Extract each line holding the word "Enumerate" from the entries.
§ §
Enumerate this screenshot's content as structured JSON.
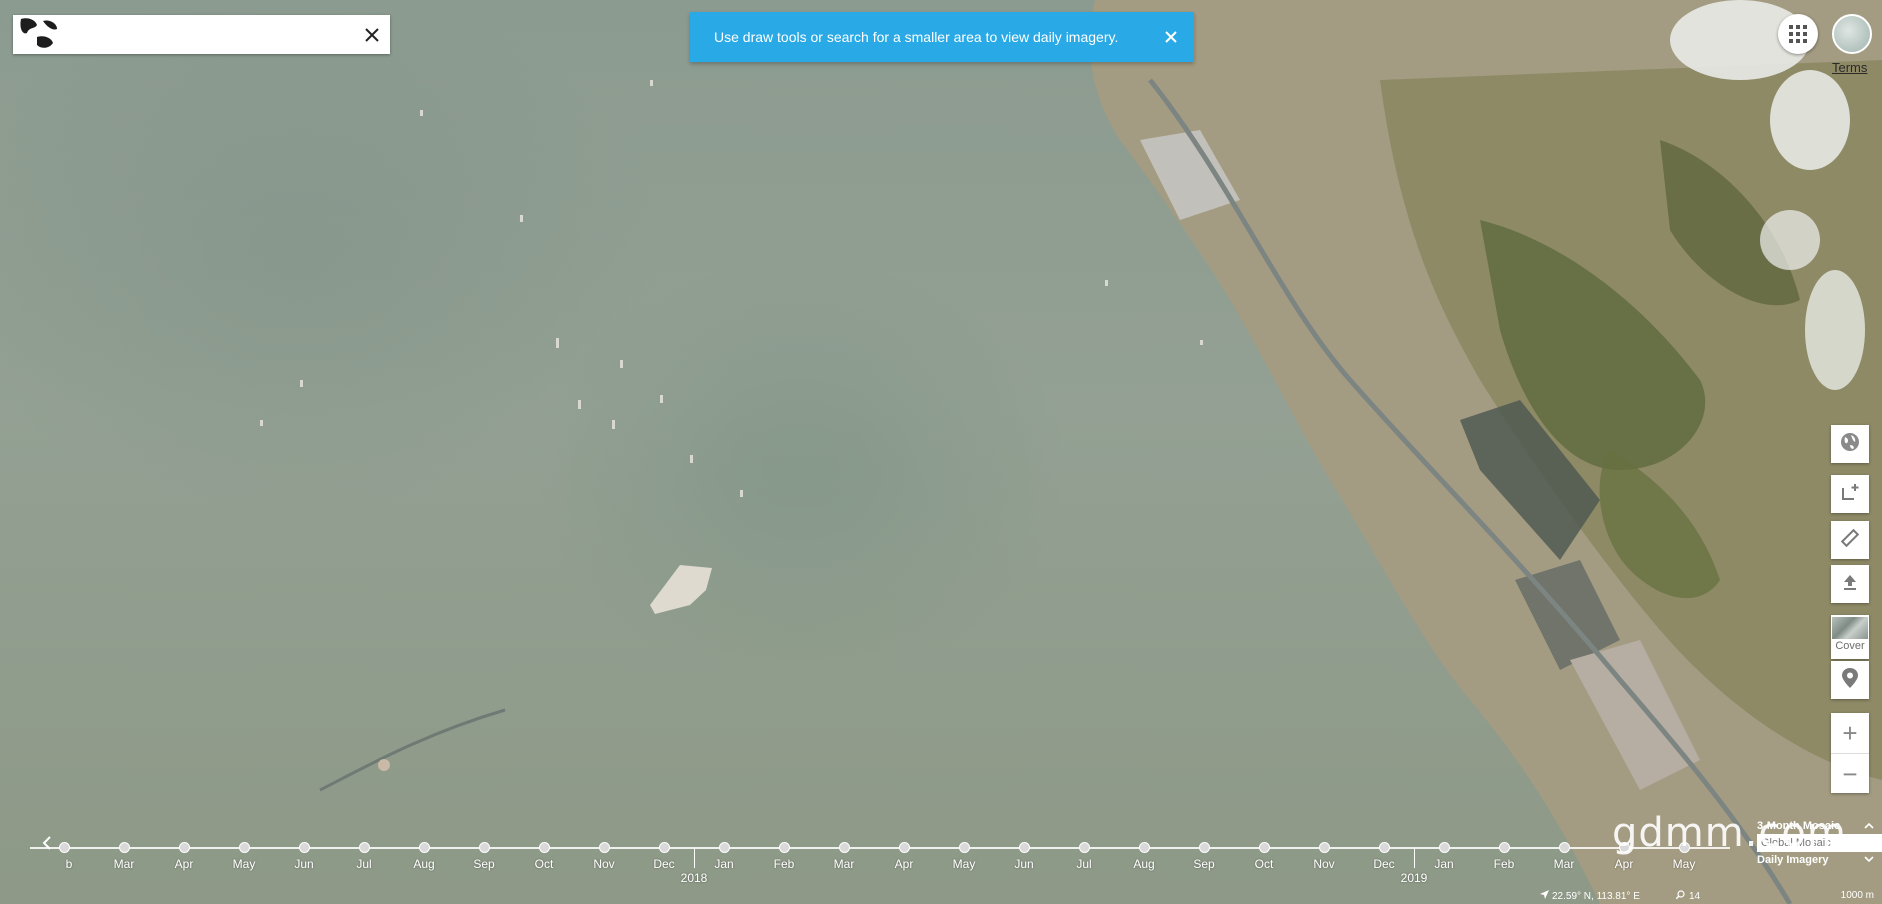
{
  "search": {
    "placeholder": "",
    "value": ""
  },
  "banner": {
    "text": "Use draw tools or search for a smaller area to view daily imagery."
  },
  "header": {
    "terms_label": "Terms"
  },
  "toolbar": {
    "cover_label": "Cover",
    "zoom_in": "+",
    "zoom_out": "−"
  },
  "timeline": {
    "start_partial_label": "b",
    "months": [
      "Mar",
      "Apr",
      "May",
      "Jun",
      "Jul",
      "Aug",
      "Sep",
      "Oct",
      "Nov",
      "Dec",
      "Jan",
      "Feb",
      "Mar",
      "Apr",
      "May",
      "Jun",
      "Jul",
      "Aug",
      "Sep",
      "Oct",
      "Nov",
      "Dec",
      "Jan",
      "Feb",
      "Mar",
      "Apr",
      "May"
    ],
    "years": [
      "2018",
      "2019"
    ],
    "mosaic_option": "3-Month Mosaic",
    "mosaic_input_placeholder": "Global Mosaic",
    "daily_option": "Daily Imagery"
  },
  "status": {
    "coordinates": "22.59° N, 113.81° E",
    "zoom": "14",
    "scale": "1000 m"
  },
  "watermark": "gdmm.com",
  "colors": {
    "banner": "#29a9e5",
    "water": "#8f998b"
  },
  "icons": [
    "globe-icon",
    "close-icon",
    "apps-grid-icon",
    "draw-area-icon",
    "ruler-icon",
    "upload-icon",
    "location-pin-icon",
    "chevron-up-icon",
    "chevron-down-icon",
    "navigation-arrow-icon",
    "magnifier-icon"
  ]
}
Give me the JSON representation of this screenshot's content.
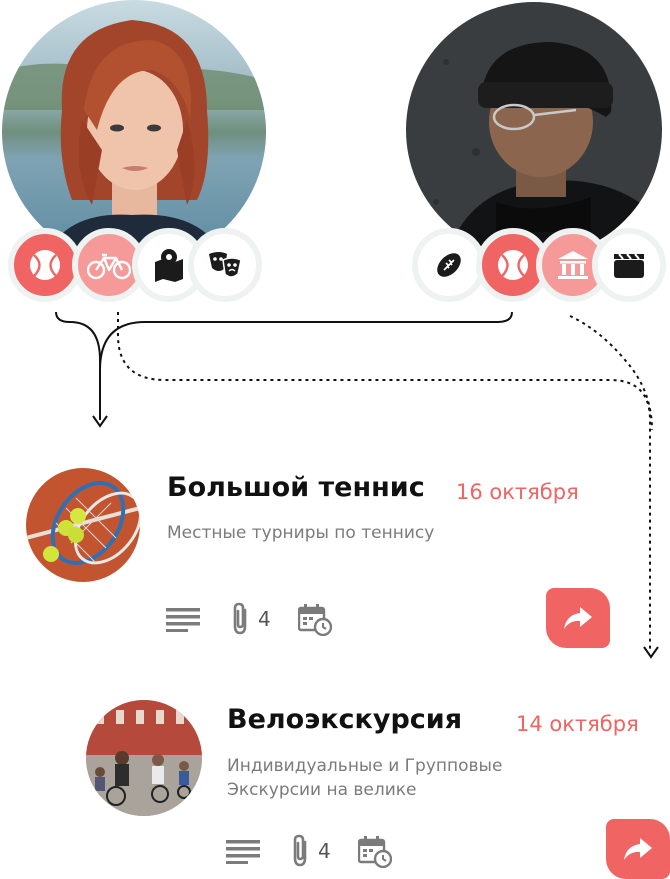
{
  "users": [
    {
      "avatar": "woman-red-hair-photo",
      "interests": [
        {
          "icon": "tennis-ball-icon",
          "style": "red"
        },
        {
          "icon": "bicycle-icon",
          "style": "pink"
        },
        {
          "icon": "map-pin-icon",
          "style": "plain"
        },
        {
          "icon": "theater-masks-icon",
          "style": "plain"
        }
      ]
    },
    {
      "avatar": "man-beanie-glasses-photo",
      "interests": [
        {
          "icon": "football-icon",
          "style": "plain"
        },
        {
          "icon": "tennis-ball-icon",
          "style": "red"
        },
        {
          "icon": "museum-icon",
          "style": "pink"
        },
        {
          "icon": "clapperboard-icon",
          "style": "plain"
        }
      ]
    }
  ],
  "events": [
    {
      "title": "Большой теннис",
      "date": "16 октября",
      "description": "Местные турниры по теннису",
      "attachments": "4",
      "thumbnail": "tennis-rackets-photo"
    },
    {
      "title": "Велоэкскурсия",
      "date": "14 октября",
      "description_line1": "Индивидуальные и Групповые",
      "description_line2": "Экскурсии на велике",
      "attachments": "4",
      "thumbnail": "cyclists-street-photo"
    }
  ],
  "colors": {
    "accent": "#f06463",
    "accent_light": "#f59a99",
    "chip_border": "#eef3f1",
    "muted_text": "#7b7b7b"
  }
}
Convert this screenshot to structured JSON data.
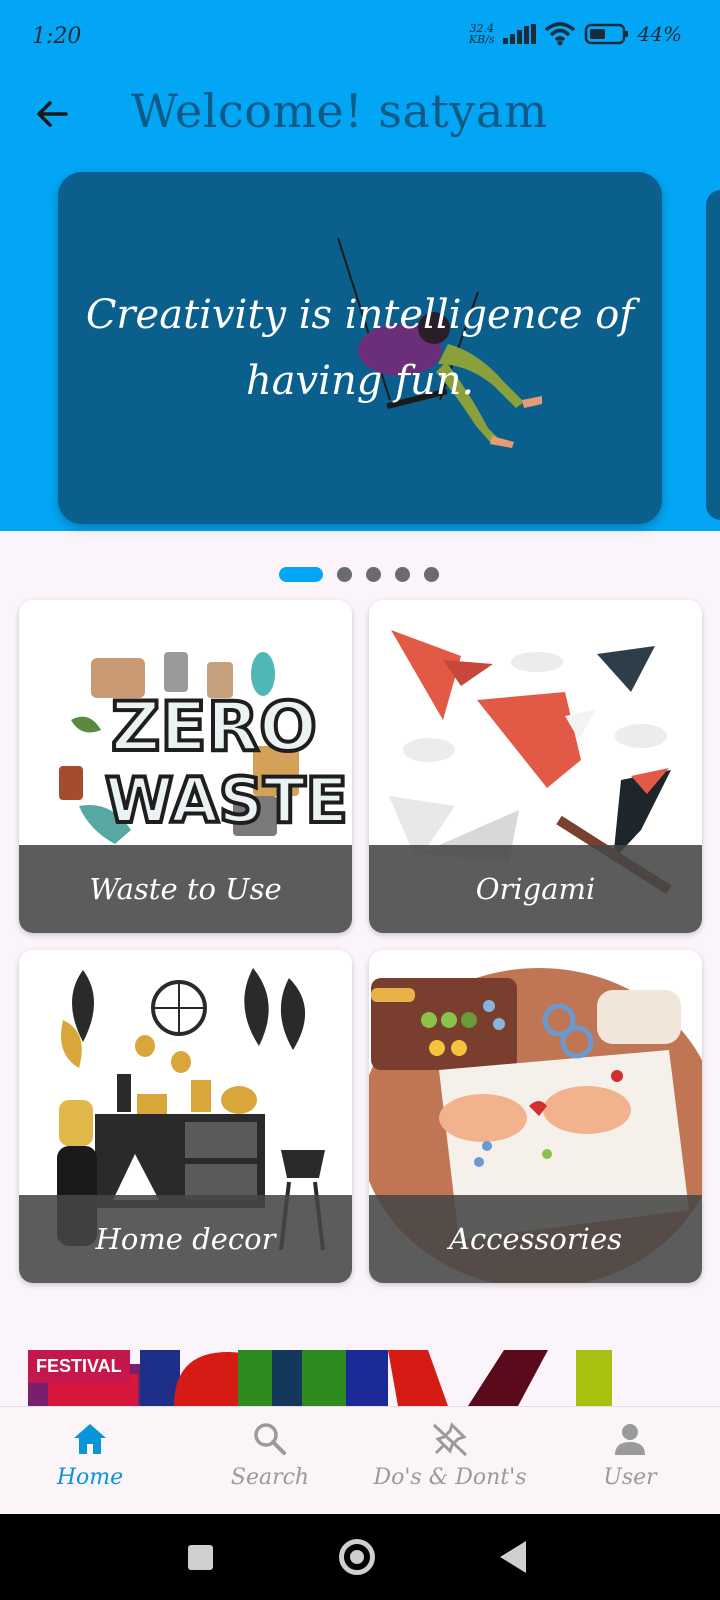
{
  "status_bar": {
    "time": "1:20",
    "speed_value": "32.4",
    "speed_unit": "KB/s",
    "battery": "44%"
  },
  "header": {
    "title": "Welcome! satyam",
    "bg_color": "#03a6f4"
  },
  "banner": {
    "quote": "Creativity is intelligence of having fun.",
    "page_count": 5,
    "active_page": 1
  },
  "categories": [
    {
      "label": "Waste to Use",
      "art_text": [
        "ZERO",
        "WASTE"
      ],
      "icon": "zero-waste-illustration"
    },
    {
      "label": "Origami",
      "icon": "origami-birds-illustration"
    },
    {
      "label": "Home decor",
      "icon": "home-decor-illustration"
    },
    {
      "label": "Accessories",
      "icon": "jewelry-making-illustration"
    }
  ],
  "festival": {
    "tag": "FESTIVAL"
  },
  "bottom_nav": [
    {
      "label": "Home",
      "icon": "home-icon",
      "active": true
    },
    {
      "label": "Search",
      "icon": "search-icon",
      "active": false
    },
    {
      "label": "Do's & Dont's",
      "icon": "no-pin-icon",
      "active": false
    },
    {
      "label": "User",
      "icon": "user-icon",
      "active": false
    }
  ],
  "colors": {
    "accent": "#03a6f4",
    "banner": "#0a5f8c",
    "title": "#0f5a86",
    "active_nav": "#0a95d8"
  }
}
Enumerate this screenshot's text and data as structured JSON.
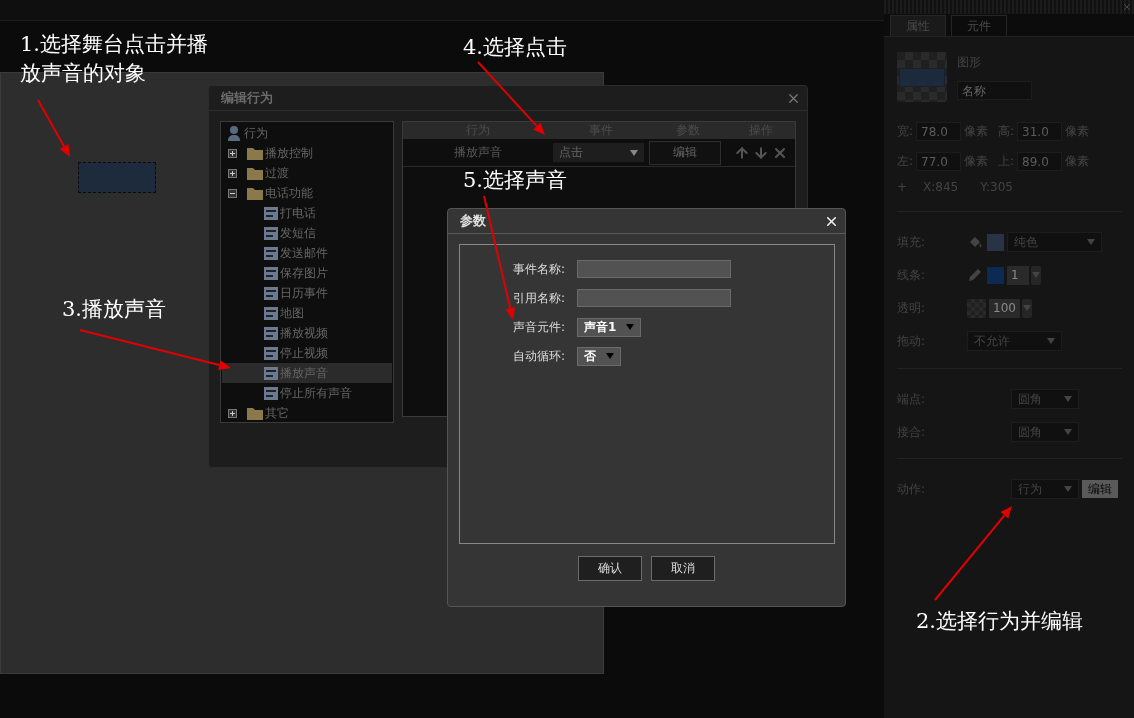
{
  "behavior_dialog": {
    "title": "编辑行为",
    "tree": [
      {
        "label": "行为",
        "kind": "root",
        "children": [
          {
            "label": "播放控制",
            "kind": "folder",
            "expanded": false
          },
          {
            "label": "过渡",
            "kind": "folder",
            "expanded": false
          },
          {
            "label": "电话功能",
            "kind": "folder",
            "expanded": true,
            "children": [
              {
                "label": "打电话",
                "kind": "leaf",
                "selected": false
              },
              {
                "label": "发短信",
                "kind": "leaf",
                "selected": false
              },
              {
                "label": "发送邮件",
                "kind": "leaf",
                "selected": false
              },
              {
                "label": "保存图片",
                "kind": "leaf",
                "selected": false
              },
              {
                "label": "日历事件",
                "kind": "leaf",
                "selected": false
              },
              {
                "label": "地图",
                "kind": "leaf",
                "selected": false
              },
              {
                "label": "播放视频",
                "kind": "leaf",
                "selected": false
              },
              {
                "label": "停止视频",
                "kind": "leaf",
                "selected": false
              },
              {
                "label": "播放声音",
                "kind": "leaf",
                "selected": true
              },
              {
                "label": "停止所有声音",
                "kind": "leaf",
                "selected": false
              }
            ]
          },
          {
            "label": "其它",
            "kind": "folder",
            "expanded": false
          }
        ]
      }
    ],
    "table": {
      "columns": [
        "行为",
        "事件",
        "参数",
        "操作"
      ],
      "rows": [
        {
          "behavior": "播放声音",
          "event": "点击",
          "param_button": "编辑"
        }
      ]
    }
  },
  "params_dialog": {
    "title": "参数",
    "fields": [
      {
        "kind": "text",
        "label": "事件名称:"
      },
      {
        "kind": "text",
        "label": "引用名称:"
      },
      {
        "kind": "select",
        "label": "声音元件:",
        "value": "声音1"
      },
      {
        "kind": "select",
        "label": "自动循环:",
        "value": "否"
      }
    ],
    "buttons": [
      "确认",
      "取消"
    ]
  },
  "properties_panel": {
    "tabs": [
      {
        "label": "属性",
        "selected": true
      },
      {
        "label": "元件",
        "selected": false
      }
    ],
    "object_type": "图形",
    "name_field": {
      "placeholder": "名称"
    },
    "geometry_rows": [
      [
        {
          "label": "宽:",
          "value": "78.0",
          "unit": "像素"
        },
        {
          "label": "高:",
          "value": "31.0",
          "unit": "像素"
        }
      ],
      [
        {
          "label": "左:",
          "value": "77.0",
          "unit": "像素"
        },
        {
          "label": "上:",
          "value": "89.0",
          "unit": "像素"
        }
      ]
    ],
    "cursor": {
      "marker": "+",
      "x": "X:845",
      "y": "Y:305"
    },
    "style_rows": [
      {
        "kind": "fill",
        "label": "填充:",
        "color": "#283446",
        "value": "纯色"
      },
      {
        "kind": "stroke",
        "label": "线条:",
        "color": "#0c2a52",
        "value": "1"
      },
      {
        "kind": "opacity",
        "label": "透明:",
        "value": "100"
      },
      {
        "kind": "select",
        "label": "拖动:",
        "value": "不允许"
      }
    ],
    "line_rows": [
      {
        "label": "端点:",
        "value": "圆角"
      },
      {
        "label": "接合:",
        "value": "圆角"
      }
    ],
    "action_row": {
      "label": "动作:",
      "value": "行为",
      "button": "编辑"
    }
  },
  "annotations": [
    {
      "text": "1.选择舞台点击并播放声音的对象"
    },
    {
      "text": "4.选择点击"
    },
    {
      "text": "5.选择声音"
    },
    {
      "text": "3.播放声音"
    },
    {
      "text": "2.选择行为并编辑"
    }
  ]
}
§ §
- [EXERCISE ANSWER]
Enumerate this screenshot's content as structured JSON.
Enumerate this screenshot's text and data as structured JSON.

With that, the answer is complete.